■ **SET PROBLEM**
Drop the images; return everything else in the listing below exactly.

--- start of RECORDS TO PROCESS ---

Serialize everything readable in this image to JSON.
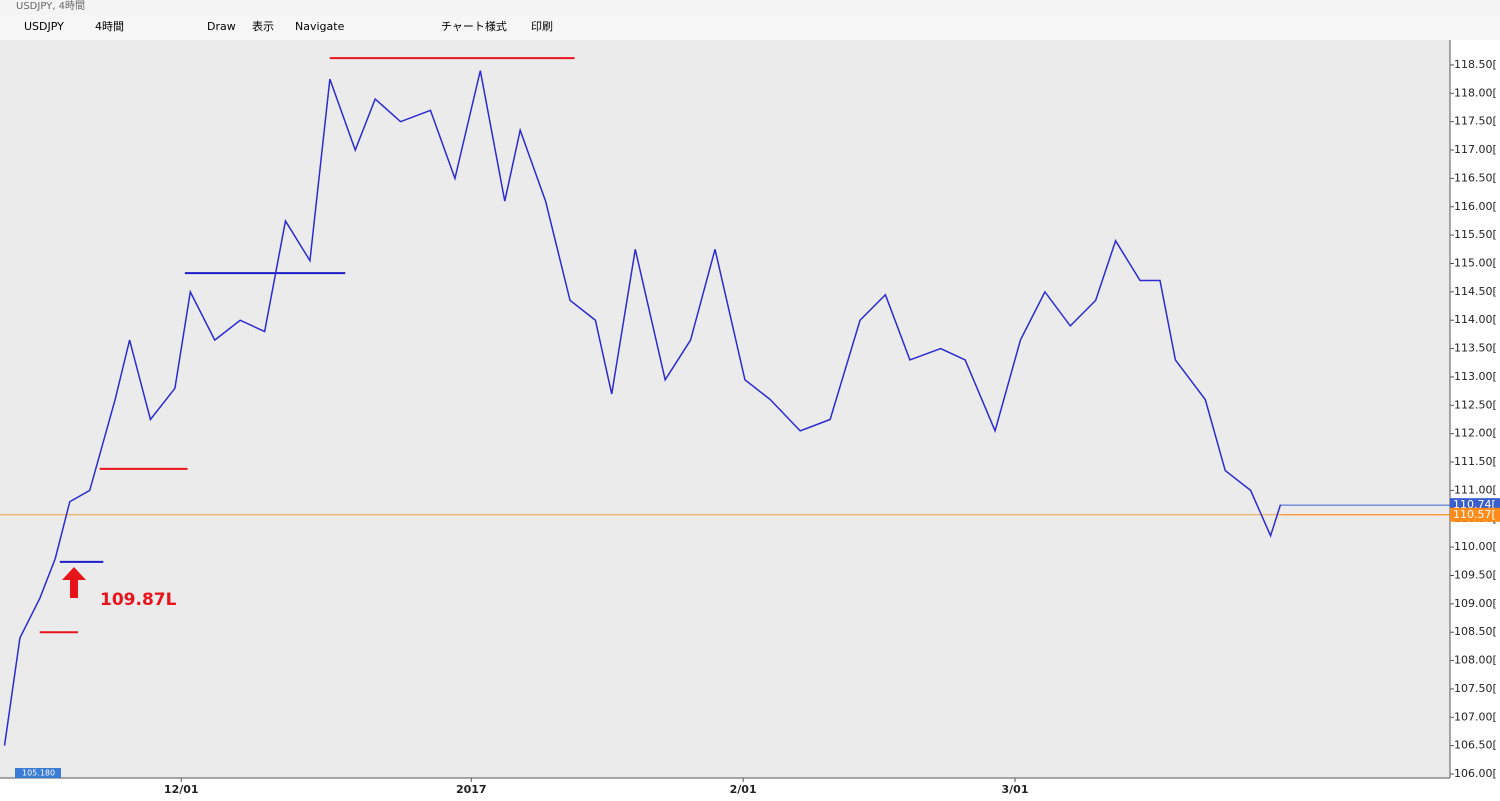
{
  "window_title": "USDJPY, 4時間",
  "toolbar": {
    "symbol": "USDJPY",
    "timeframe": "4時間",
    "draw": "Draw",
    "view": "表示",
    "navigate": "Navigate",
    "chart_style": "チャート様式",
    "print": "印刷"
  },
  "chart_data": {
    "type": "line",
    "annotation": "109.87L",
    "x": [
      0.5,
      2.2,
      4.4,
      6.1,
      7.7,
      9.9,
      12.7,
      14.3,
      16.6,
      19.3,
      21.0,
      23.7,
      26.5,
      29.2,
      31.5,
      34.2,
      36.4,
      39.2,
      41.4,
      44.2,
      47.5,
      50.2,
      53.0,
      55.7,
      57.4,
      60.2,
      62.9,
      65.7,
      67.5,
      70.1,
      73.4,
      76.2,
      78.9,
      82.2,
      85.0,
      88.3,
      91.6,
      94.9,
      97.7,
      100.4,
      103.8,
      106.5,
      109.8,
      112.6,
      115.3,
      118.1,
      120.9,
      123.1,
      125.8,
      128.0,
      129.7,
      133.0,
      135.2,
      138.0,
      140.2,
      141.3
    ],
    "series": [
      {
        "name": "USDJPY",
        "color": "#2b2bd0",
        "values": [
          106.5,
          108.4,
          109.1,
          109.8,
          110.8,
          111.0,
          112.6,
          113.65,
          112.25,
          112.8,
          114.5,
          113.65,
          114.0,
          113.8,
          115.75,
          115.05,
          118.25,
          117.0,
          117.9,
          117.5,
          117.7,
          116.5,
          118.4,
          116.1,
          117.35,
          116.1,
          114.35,
          114.0,
          112.7,
          115.25,
          112.95,
          113.65,
          115.25,
          112.95,
          112.6,
          112.05,
          112.25,
          114.0,
          114.45,
          113.3,
          113.5,
          113.3,
          112.05,
          113.65,
          114.5,
          113.9,
          114.35,
          115.4,
          114.7,
          114.7,
          113.3,
          112.6,
          111.35,
          111.0,
          110.2,
          110.75
        ]
      }
    ],
    "levels": [
      {
        "color": "#e8141c",
        "value": 108.5,
        "x": [
          4.4,
          8.6
        ]
      },
      {
        "color": "#1c1cc8",
        "value": 109.74,
        "x": [
          6.6,
          11.4
        ]
      },
      {
        "color": "#e8141c",
        "value": 111.38,
        "x": [
          11.0,
          20.7
        ]
      },
      {
        "color": "#1c1cc8",
        "value": 114.83,
        "x": [
          20.4,
          38.1
        ]
      },
      {
        "color": "#e8141c",
        "value": 118.62,
        "x": [
          36.4,
          63.4
        ]
      }
    ],
    "current_price": {
      "value": 110.57,
      "color": "#f0a040"
    },
    "price_labels": [
      {
        "value": 110.74,
        "label": "110.74[",
        "color": "#3a5fcd"
      },
      {
        "value": 110.57,
        "label": "110.57[",
        "color": "#ff8c1a"
      }
    ],
    "low_marker": {
      "value": 105.18,
      "label": "105.180"
    },
    "xlim": [
      0,
      160
    ],
    "xticks": [
      {
        "value": 20,
        "label": "12/01"
      },
      {
        "value": 52,
        "label": "2017"
      },
      {
        "value": 82,
        "label": "2/01"
      },
      {
        "value": 112,
        "label": "3/01"
      }
    ],
    "ylim": [
      105.93,
      118.94
    ],
    "yticks": [
      {
        "value": 106,
        "label": "106.00["
      },
      {
        "value": 106.5,
        "label": "106.50["
      },
      {
        "value": 107,
        "label": "107.00["
      },
      {
        "value": 107.5,
        "label": "107.50["
      },
      {
        "value": 108,
        "label": "108.00["
      },
      {
        "value": 108.5,
        "label": "108.50["
      },
      {
        "value": 109,
        "label": "109.00["
      },
      {
        "value": 109.5,
        "label": "109.50["
      },
      {
        "value": 110,
        "label": "110.00["
      },
      {
        "value": 110.5,
        "label": "110.50["
      },
      {
        "value": 111,
        "label": "111.00["
      },
      {
        "value": 111.5,
        "label": "111.50["
      },
      {
        "value": 112,
        "label": "112.00["
      },
      {
        "value": 112.5,
        "label": "112.50["
      },
      {
        "value": 113,
        "label": "113.00["
      },
      {
        "value": 113.5,
        "label": "113.50["
      },
      {
        "value": 114,
        "label": "114.00["
      },
      {
        "value": 114.5,
        "label": "114.50["
      },
      {
        "value": 115,
        "label": "115.00["
      },
      {
        "value": 115.5,
        "label": "115.50["
      },
      {
        "value": 116,
        "label": "116.00["
      },
      {
        "value": 116.5,
        "label": "116.50["
      },
      {
        "value": 117,
        "label": "117.00["
      },
      {
        "value": 117.5,
        "label": "117.50["
      },
      {
        "value": 118,
        "label": "118.00["
      },
      {
        "value": 118.5,
        "label": "118.50["
      }
    ],
    "grid": false
  }
}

--- end of RECORDS TO PROCESS ---

■ **EXERCISE OUTPUT**
Serialize everything readable in this image to JSON.
{
  "window_title": "USDJPY, 4時間",
  "toolbar": {
    "symbol": "USDJPY",
    "timeframe": "4時間",
    "draw": "Draw",
    "view": "表示",
    "navigate": "Navigate",
    "chart_style": "チャート様式",
    "print": "印刷"
  },
  "chart_data": {
    "type": "line",
    "annotation": "109.87L",
    "x": [
      0.5,
      2.2,
      4.4,
      6.1,
      7.7,
      9.9,
      12.7,
      14.3,
      16.6,
      19.3,
      21.0,
      23.7,
      26.5,
      29.2,
      31.5,
      34.2,
      36.4,
      39.2,
      41.4,
      44.2,
      47.5,
      50.2,
      53.0,
      55.7,
      57.4,
      60.2,
      62.9,
      65.7,
      67.5,
      70.1,
      73.4,
      76.2,
      78.9,
      82.2,
      85.0,
      88.3,
      91.6,
      94.9,
      97.7,
      100.4,
      103.8,
      106.5,
      109.8,
      112.6,
      115.3,
      118.1,
      120.9,
      123.1,
      125.8,
      128.0,
      129.7,
      133.0,
      135.2,
      138.0,
      140.2,
      141.3
    ],
    "series": [
      {
        "name": "USDJPY",
        "color": "#2b2bd0",
        "values": [
          106.5,
          108.4,
          109.1,
          109.8,
          110.8,
          111.0,
          112.6,
          113.65,
          112.25,
          112.8,
          114.5,
          113.65,
          114.0,
          113.8,
          115.75,
          115.05,
          118.25,
          117.0,
          117.9,
          117.5,
          117.7,
          116.5,
          118.4,
          116.1,
          117.35,
          116.1,
          114.35,
          114.0,
          112.7,
          115.25,
          112.95,
          113.65,
          115.25,
          112.95,
          112.6,
          112.05,
          112.25,
          114.0,
          114.45,
          113.3,
          113.5,
          113.3,
          112.05,
          113.65,
          114.5,
          113.9,
          114.35,
          115.4,
          114.7,
          114.7,
          113.3,
          112.6,
          111.35,
          111.0,
          110.2,
          110.75
        ]
      }
    ],
    "levels": [
      {
        "color": "#e8141c",
        "value": 108.5,
        "x": [
          4.4,
          8.6
        ]
      },
      {
        "color": "#1c1cc8",
        "value": 109.74,
        "x": [
          6.6,
          11.4
        ]
      },
      {
        "color": "#e8141c",
        "value": 111.38,
        "x": [
          11.0,
          20.7
        ]
      },
      {
        "color": "#1c1cc8",
        "value": 114.83,
        "x": [
          20.4,
          38.1
        ]
      },
      {
        "color": "#e8141c",
        "value": 118.62,
        "x": [
          36.4,
          63.4
        ]
      }
    ],
    "current_price": {
      "value": 110.57,
      "color": "#f0a040"
    },
    "price_labels": [
      {
        "value": 110.74,
        "label": "110.74[",
        "color": "#3a5fcd"
      },
      {
        "value": 110.57,
        "label": "110.57[",
        "color": "#ff8c1a"
      }
    ],
    "low_marker": {
      "value": 105.18,
      "label": "105.180"
    },
    "xlim": [
      0,
      160
    ],
    "xticks": [
      {
        "value": 20,
        "label": "12/01"
      },
      {
        "value": 52,
        "label": "2017"
      },
      {
        "value": 82,
        "label": "2/01"
      },
      {
        "value": 112,
        "label": "3/01"
      }
    ],
    "ylim": [
      105.93,
      118.94
    ],
    "yticks": [
      {
        "value": 106,
        "label": "106.00["
      },
      {
        "value": 106.5,
        "label": "106.50["
      },
      {
        "value": 107,
        "label": "107.00["
      },
      {
        "value": 107.5,
        "label": "107.50["
      },
      {
        "value": 108,
        "label": "108.00["
      },
      {
        "value": 108.5,
        "label": "108.50["
      },
      {
        "value": 109,
        "label": "109.00["
      },
      {
        "value": 109.5,
        "label": "109.50["
      },
      {
        "value": 110,
        "label": "110.00["
      },
      {
        "value": 110.5,
        "label": "110.50["
      },
      {
        "value": 111,
        "label": "111.00["
      },
      {
        "value": 111.5,
        "label": "111.50["
      },
      {
        "value": 112,
        "label": "112.00["
      },
      {
        "value": 112.5,
        "label": "112.50["
      },
      {
        "value": 113,
        "label": "113.00["
      },
      {
        "value": 113.5,
        "label": "113.50["
      },
      {
        "value": 114,
        "label": "114.00["
      },
      {
        "value": 114.5,
        "label": "114.50["
      },
      {
        "value": 115,
        "label": "115.00["
      },
      {
        "value": 115.5,
        "label": "115.50["
      },
      {
        "value": 116,
        "label": "116.00["
      },
      {
        "value": 116.5,
        "label": "116.50["
      },
      {
        "value": 117,
        "label": "117.00["
      },
      {
        "value": 117.5,
        "label": "117.50["
      },
      {
        "value": 118,
        "label": "118.00["
      },
      {
        "value": 118.5,
        "label": "118.50["
      }
    ],
    "grid": false
  }
}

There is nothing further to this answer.